Task to complete: Pick out every line of the material below that contains the string "axis", matching case exactly, and copy each such line.

Data section:
########################################
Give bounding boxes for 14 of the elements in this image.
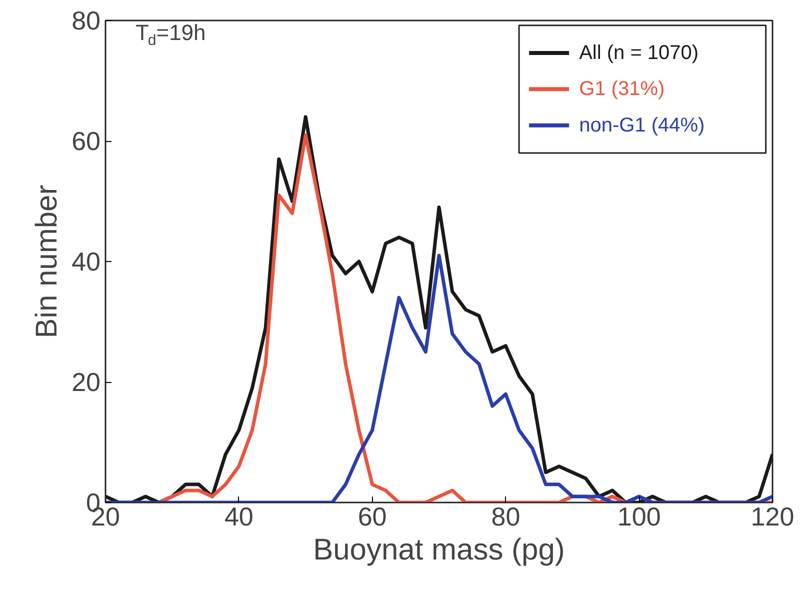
legend-label: non-G1 (44%) (579, 114, 705, 136)
legend-label: G1 (31%) (579, 78, 665, 100)
y-tick-label: 20 (72, 367, 100, 397)
x-tick-label: 40 (224, 502, 254, 532)
y-tick-label: 80 (72, 6, 100, 36)
y-tick-label: 60 (72, 126, 100, 156)
y-tick-label: 40 (72, 246, 100, 276)
y-axis-title: Bin number (30, 184, 64, 338)
legend-label: All (n = 1070) (579, 42, 699, 64)
x-tick-label: 80 (491, 502, 520, 532)
x-tick-label: 100 (617, 502, 661, 532)
x-tick-label: 60 (358, 502, 387, 532)
x-axis-title: Buoynat mass (pg) (313, 534, 565, 566)
x-tick-label: 120 (750, 502, 794, 532)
########################################
The response:
y-axis-title: Bin number (30, 184, 64, 338)
x-axis-title: Buoynat mass (pg) (313, 534, 565, 566)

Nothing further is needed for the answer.